◆ Data in this exercise
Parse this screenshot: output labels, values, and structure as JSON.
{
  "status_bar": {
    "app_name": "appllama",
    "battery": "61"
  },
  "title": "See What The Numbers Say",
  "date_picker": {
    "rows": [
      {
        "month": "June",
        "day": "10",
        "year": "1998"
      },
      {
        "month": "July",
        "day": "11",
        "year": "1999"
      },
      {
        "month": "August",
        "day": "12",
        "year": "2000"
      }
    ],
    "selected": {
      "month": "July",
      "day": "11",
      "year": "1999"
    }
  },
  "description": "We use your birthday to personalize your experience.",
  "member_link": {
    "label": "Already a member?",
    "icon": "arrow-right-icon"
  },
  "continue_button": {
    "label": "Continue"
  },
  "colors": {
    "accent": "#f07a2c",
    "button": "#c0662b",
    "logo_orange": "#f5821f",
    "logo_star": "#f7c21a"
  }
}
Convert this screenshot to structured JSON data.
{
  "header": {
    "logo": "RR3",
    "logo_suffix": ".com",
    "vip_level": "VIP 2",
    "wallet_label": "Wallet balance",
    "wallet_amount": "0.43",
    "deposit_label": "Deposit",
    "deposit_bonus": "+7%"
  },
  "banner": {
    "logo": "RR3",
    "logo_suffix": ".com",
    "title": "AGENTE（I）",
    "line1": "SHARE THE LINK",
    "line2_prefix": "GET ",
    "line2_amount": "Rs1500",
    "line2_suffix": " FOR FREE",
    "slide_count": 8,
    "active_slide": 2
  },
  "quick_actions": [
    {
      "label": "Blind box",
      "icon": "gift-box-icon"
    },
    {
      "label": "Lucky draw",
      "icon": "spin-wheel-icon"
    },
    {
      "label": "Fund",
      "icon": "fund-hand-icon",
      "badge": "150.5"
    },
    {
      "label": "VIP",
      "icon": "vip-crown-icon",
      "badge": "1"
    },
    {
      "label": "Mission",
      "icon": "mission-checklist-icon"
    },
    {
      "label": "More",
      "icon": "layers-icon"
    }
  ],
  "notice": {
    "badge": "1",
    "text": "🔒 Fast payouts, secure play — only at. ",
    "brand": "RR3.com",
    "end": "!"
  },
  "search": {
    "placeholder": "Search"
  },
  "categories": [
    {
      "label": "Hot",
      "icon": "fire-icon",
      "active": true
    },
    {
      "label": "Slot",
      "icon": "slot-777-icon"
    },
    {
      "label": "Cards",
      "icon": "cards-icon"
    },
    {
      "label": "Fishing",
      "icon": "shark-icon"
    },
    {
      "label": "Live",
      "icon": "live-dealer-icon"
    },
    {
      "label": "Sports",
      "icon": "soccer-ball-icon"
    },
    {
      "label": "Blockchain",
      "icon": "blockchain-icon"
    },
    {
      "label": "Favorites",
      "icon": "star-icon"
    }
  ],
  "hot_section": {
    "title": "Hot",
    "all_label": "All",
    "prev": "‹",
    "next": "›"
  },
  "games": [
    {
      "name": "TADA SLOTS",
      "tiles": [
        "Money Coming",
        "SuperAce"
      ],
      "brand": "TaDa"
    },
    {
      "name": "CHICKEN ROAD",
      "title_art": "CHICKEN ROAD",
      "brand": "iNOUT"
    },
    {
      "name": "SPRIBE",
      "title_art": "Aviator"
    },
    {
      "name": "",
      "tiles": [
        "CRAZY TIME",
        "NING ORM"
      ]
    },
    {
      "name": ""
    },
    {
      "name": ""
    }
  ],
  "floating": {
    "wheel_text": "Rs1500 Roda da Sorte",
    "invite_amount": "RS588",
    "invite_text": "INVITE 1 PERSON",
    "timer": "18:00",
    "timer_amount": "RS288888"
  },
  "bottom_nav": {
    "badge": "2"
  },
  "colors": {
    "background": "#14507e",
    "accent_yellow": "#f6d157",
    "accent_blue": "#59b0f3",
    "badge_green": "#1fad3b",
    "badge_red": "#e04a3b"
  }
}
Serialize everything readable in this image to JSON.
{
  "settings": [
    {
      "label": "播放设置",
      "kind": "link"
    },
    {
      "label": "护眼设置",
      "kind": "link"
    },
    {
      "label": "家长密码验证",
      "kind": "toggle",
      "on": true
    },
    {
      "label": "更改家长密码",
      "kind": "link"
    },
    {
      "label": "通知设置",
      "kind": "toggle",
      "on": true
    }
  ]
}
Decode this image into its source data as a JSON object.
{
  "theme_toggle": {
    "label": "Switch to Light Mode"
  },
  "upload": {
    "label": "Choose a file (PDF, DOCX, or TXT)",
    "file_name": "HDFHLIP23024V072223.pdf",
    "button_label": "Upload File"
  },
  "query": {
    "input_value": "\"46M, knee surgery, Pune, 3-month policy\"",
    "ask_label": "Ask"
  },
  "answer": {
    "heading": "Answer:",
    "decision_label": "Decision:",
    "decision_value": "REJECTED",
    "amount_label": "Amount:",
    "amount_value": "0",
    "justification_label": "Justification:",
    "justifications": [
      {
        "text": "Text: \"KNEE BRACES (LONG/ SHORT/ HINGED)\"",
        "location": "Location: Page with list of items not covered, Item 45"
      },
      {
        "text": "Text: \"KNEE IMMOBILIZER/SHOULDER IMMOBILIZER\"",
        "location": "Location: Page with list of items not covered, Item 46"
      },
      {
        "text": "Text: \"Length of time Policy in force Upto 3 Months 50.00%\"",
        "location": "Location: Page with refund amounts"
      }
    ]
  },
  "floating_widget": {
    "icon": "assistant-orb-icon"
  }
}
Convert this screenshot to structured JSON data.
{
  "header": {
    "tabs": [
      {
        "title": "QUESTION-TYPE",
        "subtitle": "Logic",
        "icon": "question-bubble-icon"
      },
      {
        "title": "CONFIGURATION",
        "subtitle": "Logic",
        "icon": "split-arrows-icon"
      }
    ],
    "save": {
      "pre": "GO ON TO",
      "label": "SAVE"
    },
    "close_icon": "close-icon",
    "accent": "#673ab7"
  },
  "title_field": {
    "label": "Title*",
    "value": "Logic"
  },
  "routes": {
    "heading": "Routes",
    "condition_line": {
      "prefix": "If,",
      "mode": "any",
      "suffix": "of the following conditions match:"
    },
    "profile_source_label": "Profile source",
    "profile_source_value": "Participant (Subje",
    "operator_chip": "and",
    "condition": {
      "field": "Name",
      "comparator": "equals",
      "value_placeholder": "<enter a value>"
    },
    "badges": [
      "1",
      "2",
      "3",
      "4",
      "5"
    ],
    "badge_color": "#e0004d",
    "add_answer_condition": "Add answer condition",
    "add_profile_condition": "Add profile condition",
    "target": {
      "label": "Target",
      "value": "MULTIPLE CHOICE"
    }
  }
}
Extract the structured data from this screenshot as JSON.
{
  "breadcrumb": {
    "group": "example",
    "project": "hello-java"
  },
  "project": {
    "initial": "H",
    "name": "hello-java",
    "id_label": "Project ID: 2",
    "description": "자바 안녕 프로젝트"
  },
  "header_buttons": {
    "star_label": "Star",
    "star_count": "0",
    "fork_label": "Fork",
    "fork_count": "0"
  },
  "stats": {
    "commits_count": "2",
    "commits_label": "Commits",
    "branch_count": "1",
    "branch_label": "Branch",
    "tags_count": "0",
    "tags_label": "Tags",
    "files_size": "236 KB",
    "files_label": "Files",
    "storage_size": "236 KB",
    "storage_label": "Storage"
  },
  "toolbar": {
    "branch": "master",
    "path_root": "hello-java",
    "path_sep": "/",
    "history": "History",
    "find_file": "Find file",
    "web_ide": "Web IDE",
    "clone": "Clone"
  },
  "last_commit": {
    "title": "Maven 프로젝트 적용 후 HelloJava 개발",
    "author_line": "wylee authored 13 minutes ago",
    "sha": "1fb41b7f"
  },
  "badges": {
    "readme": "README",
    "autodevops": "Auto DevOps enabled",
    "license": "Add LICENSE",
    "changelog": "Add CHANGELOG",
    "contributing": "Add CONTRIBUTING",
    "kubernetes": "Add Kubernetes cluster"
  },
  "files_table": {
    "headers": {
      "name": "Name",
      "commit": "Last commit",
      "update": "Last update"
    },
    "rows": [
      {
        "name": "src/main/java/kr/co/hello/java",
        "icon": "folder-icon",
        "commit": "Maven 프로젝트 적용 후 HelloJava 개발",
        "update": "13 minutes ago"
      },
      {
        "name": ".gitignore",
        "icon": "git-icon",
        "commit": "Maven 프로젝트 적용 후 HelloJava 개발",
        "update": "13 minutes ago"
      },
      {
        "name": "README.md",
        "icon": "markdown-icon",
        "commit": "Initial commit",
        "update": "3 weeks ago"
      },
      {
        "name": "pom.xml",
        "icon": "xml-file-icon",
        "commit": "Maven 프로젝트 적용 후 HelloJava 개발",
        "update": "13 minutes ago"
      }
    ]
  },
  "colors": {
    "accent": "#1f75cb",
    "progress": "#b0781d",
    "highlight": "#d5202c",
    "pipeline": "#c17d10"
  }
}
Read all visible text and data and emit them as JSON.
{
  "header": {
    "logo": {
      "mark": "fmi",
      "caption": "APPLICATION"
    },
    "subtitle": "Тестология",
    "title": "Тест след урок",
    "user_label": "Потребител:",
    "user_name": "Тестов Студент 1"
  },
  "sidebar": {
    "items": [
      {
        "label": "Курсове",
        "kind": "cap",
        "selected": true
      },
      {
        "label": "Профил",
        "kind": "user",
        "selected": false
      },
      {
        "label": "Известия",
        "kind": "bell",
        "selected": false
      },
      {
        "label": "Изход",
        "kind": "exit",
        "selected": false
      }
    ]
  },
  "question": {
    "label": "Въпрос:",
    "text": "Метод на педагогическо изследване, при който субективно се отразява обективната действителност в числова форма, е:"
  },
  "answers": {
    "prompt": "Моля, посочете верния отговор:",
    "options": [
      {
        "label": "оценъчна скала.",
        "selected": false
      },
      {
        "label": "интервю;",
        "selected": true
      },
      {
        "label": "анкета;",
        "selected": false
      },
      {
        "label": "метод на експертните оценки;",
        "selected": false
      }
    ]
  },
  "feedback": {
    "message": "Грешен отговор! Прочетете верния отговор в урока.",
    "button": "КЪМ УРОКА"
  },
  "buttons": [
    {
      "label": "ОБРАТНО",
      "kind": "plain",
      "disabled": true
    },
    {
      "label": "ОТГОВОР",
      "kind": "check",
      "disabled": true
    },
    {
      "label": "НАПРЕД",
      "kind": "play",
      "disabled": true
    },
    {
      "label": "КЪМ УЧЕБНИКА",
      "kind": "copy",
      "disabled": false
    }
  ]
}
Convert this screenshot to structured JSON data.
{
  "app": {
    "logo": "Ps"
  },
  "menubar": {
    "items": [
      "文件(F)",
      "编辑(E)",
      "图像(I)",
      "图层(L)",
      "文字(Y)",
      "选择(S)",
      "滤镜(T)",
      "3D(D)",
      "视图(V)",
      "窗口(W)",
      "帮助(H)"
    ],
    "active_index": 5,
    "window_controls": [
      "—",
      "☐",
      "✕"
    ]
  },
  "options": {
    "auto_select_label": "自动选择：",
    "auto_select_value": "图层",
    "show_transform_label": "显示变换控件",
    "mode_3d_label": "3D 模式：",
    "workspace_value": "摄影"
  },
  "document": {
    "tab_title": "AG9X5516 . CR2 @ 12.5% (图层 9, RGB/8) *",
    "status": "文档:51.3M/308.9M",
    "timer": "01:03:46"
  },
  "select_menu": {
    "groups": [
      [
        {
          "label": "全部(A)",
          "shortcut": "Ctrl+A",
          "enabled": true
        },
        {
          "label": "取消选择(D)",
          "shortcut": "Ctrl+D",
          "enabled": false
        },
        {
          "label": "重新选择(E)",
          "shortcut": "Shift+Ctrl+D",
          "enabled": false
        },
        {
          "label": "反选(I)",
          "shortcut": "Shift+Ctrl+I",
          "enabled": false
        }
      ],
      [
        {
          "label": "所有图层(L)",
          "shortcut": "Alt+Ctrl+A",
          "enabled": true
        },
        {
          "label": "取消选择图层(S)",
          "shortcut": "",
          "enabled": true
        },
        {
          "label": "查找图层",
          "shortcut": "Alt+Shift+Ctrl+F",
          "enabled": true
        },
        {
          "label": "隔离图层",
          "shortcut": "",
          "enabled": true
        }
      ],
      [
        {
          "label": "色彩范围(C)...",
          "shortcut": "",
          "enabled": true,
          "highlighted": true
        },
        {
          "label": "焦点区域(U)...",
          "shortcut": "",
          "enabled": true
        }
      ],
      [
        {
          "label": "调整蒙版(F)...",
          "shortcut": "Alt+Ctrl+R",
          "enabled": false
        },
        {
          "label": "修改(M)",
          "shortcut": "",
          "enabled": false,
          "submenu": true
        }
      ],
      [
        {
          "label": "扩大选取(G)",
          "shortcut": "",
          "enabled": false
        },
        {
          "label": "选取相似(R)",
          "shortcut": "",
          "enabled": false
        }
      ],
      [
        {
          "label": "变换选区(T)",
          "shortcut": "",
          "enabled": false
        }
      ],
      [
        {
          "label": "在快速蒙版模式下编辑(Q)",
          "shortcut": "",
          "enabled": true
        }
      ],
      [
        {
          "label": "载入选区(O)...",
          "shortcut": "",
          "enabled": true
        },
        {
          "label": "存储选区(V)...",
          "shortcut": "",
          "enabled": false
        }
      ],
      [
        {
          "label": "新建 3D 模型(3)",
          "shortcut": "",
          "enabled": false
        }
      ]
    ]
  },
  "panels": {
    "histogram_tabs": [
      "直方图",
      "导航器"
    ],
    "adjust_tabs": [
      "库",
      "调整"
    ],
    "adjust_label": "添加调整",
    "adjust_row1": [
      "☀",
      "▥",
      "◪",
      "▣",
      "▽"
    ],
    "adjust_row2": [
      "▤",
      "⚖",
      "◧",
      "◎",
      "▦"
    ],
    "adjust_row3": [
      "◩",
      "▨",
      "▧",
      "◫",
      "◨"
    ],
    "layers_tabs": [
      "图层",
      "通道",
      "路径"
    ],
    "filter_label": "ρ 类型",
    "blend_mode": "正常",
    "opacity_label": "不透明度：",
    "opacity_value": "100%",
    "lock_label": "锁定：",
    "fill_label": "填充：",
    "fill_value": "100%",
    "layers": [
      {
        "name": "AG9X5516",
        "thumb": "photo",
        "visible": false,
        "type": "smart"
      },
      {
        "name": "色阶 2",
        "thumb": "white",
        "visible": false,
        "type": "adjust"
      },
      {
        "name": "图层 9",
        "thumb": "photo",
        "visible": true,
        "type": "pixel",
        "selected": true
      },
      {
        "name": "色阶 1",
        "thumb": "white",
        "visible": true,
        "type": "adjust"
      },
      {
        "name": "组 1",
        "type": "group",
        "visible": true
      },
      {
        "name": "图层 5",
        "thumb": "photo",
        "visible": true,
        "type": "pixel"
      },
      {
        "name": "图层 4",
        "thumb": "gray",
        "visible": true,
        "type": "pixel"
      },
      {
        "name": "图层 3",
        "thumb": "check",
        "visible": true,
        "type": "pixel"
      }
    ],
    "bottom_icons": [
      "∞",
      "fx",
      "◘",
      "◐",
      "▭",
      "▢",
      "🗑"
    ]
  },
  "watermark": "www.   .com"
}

◆ The problem
From the entries above, copy out every line where the string "brand" appears.

◆ Exercise response
    "brand": "RR3.com",
      "brand": "TaDa"
      "brand": "iNOUT"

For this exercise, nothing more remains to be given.